_Texte à lire:_
*-*-*

Les classes de lycée auront un visage nouveau. Les élèves ne seront pas regroupés en fonction des spécialités qu’ils auront choisies. On pourra trouver dans une même classe des élèves rassemblés plutôt sur le principe de l’emploi du temps, et suivant possiblement, dans cet emploi  du temps, des spécialités différentes.

A l’issue de la première, une spécialité sur les trois « tombe », faisant sans nul doute l’objet d’un examen comptant pour le baccalauréat, et l’enseignement spécial se resserre sur deux disciplines de la triade initiale. L’horaire augmente pour les deux contenus d’enseignement, passant de 4 à 6 h00.

Tandis que le baccalauréat se transforme pour une large part en contrôle continu, depuis la classe de première, ces deux spécialités de terminale seront l’objet d’un oral final important, que les élèves prépareront en même temps que la dissertation de philosophie, au mois de juin.

*-*-*

_Données fournies:_
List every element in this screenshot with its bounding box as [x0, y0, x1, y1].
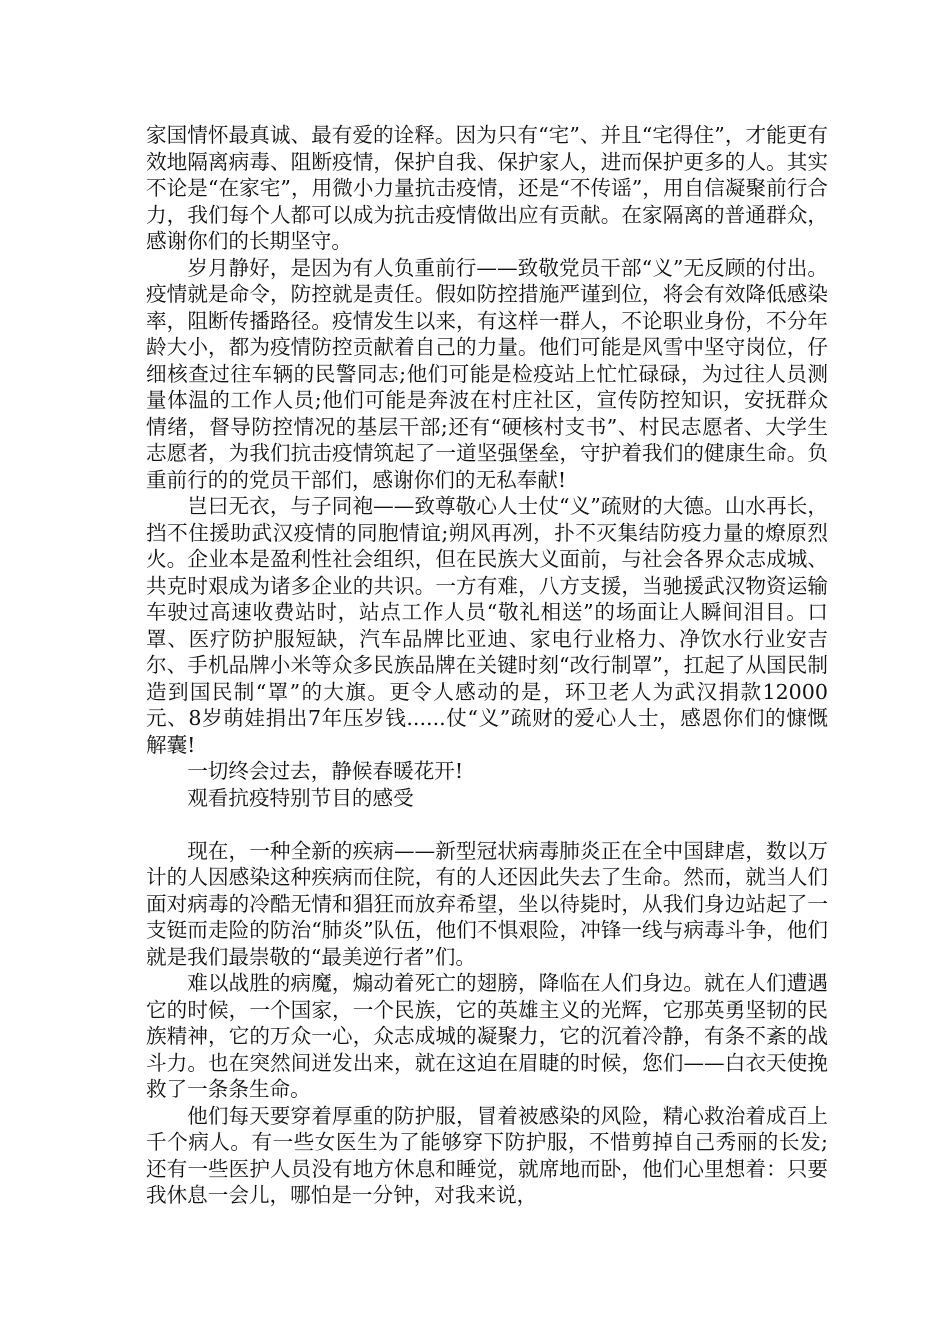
paragraph-7: 他们每天要穿着厚重的防护服，冒着被感染的风险，精心救治着成百上千个病人。有一些女医生为了能够穿下防护服，不惜剪掉自己秀丽的长发;还有一些医护人员没有地方休息和睡觉，就席地而卧，他们心里想着：只要我休息一会儿，哪怕是一分钟，对我来说，	[146, 1103, 828, 1207]
paragraph-5: 现在，一种全新的疾病——新型冠状病毒肺炎正在全中国肆虐，数以万计的人因感染这种疾病而住院，有的人还因此失去了生命。然而，就当人们面对病毒的冷酷无情和猖狂而放弃希望，坐以待毙时，从我们身边站起了一支铤而走险的防治“肺炎”队伍，他们不惧艰险，冲锋一线与病毒斗争，他们就是我们最崇敬的“最美逆行者”们。	[146, 838, 828, 969]
paragraph-3: 岂曰无衣，与子同袍——致尊敬心人士仗“义”疏财的大德。山水再长，挡不住援助武汉疫情的同胞情谊;朔风再冽，扑不灭集结防疫力量的燎原烈火。企业本是盈利性社会组织，但在民族大义面前，与社会各界众志成城、共克时艰成为诸多企业的共识。一方有难，八方支援，当驰援武汉物资运输车驶过高速收费站时，站点工作人员“敬礼相送”的场面让人瞬间泪目。口罩、医疗防护服短缺，汽车品牌比亚迪、家电行业格力、净饮水行业安吉尔、手机品牌小米等众多民族品牌在关键时刻“改行制罩”，扛起了从国民制造到国民制“罩”的大旗。更令人感动的是，环卫老人为武汉捐款12000元、8岁萌娃捐出7年压岁钱......仗“义”疏财的爱心人士，感恩你们的慷慨解囊!	[146, 494, 828, 757]
section-title: 观看抗疫特别节目的感受	[187, 785, 414, 810]
paragraph-1: 家国情怀最真诚、最有爱的诠释。因为只有“宅”、并且“宅得住”，才能更有效地隔离病毒、阻断疫情，保护自我、保护家人，进而保护更多的人。其实不论是“在家宅”，用微小力量抗击疫情，还是“不传谣”，用自信凝聚前行合力，我们每个人都可以成为抗击疫情做出应有贡献。在家隔离的普通群众，感谢你们的长期坚守。	[146, 123, 828, 253]
document-body	[146, 122, 828, 1209]
paragraph-4: 一切终会过去，静候春暖花开!	[187, 759, 464, 783]
paragraph-2: 岁月静好，是因为有人负重前行——致敬党员干部“义”无反顾的付出。疫情就是命令，防控就是责任。假如防控措施严谨到位，将会有效降低感染率，阻断传播路径。疫情发生以来，有这样一群人，不论职业身份，不分年龄大小，都为疫情防控贡献着自己的力量。他们可能是风雪中坚守岗位，仔细核查过往车辆的民警同志;他们可能是检疫站上忙忙碌碌，为过往人员测量体温的工作人员;他们可能是奔波在村庄社区，宣传防控知识，安抚群众情绪，督导防控情况的基层干部;还有“硬核村支书”、村民志愿者、大学生志愿者，为我们抗击疫情筑起了一道坚强堡垒，守护着我们的健康生命。负重前行的的党员干部们，感谢你们的无私奉献!	[146, 255, 828, 492]
paragraph-6: 难以战胜的病魔，煽动着死亡的翅膀，降临在人们身边。就在人们遭遇它的时候，一个国家，一个民族，它的英雄主义的光辉，它那英勇坚韧的民族精神，它的万众一心，众志成城的凝聚力，它的沉着冷静，有条不紊的战斗力。也在突然间迸发出来，就在这迫在眉睫的时候，您们——白衣天使挽救了一条条生命。	[146, 971, 828, 1101]
blank-line	[146, 811, 828, 838]
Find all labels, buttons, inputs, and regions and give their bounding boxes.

*-*-*

_Énoncé A:_ D'après le texte sur la réforme du lycée, comment évolue l'horaire des deux spécialités conservées après la première ?
_Énoncé B:_ Énumérez toutes les formes d'évaluation mentionnées dans le texte sur la réforme du lycée.

_Corrigé complet A:_ Il passe de 4 à 6 heures.

_Corrigé complet B:_
- Un examen comptant pour le baccalauréat, pour la spécialité abandonnée à l'issue de la première
- Le contrôle continu
- Un oral final portant sur les deux spécialités de terminale
- La dissertation de philosophie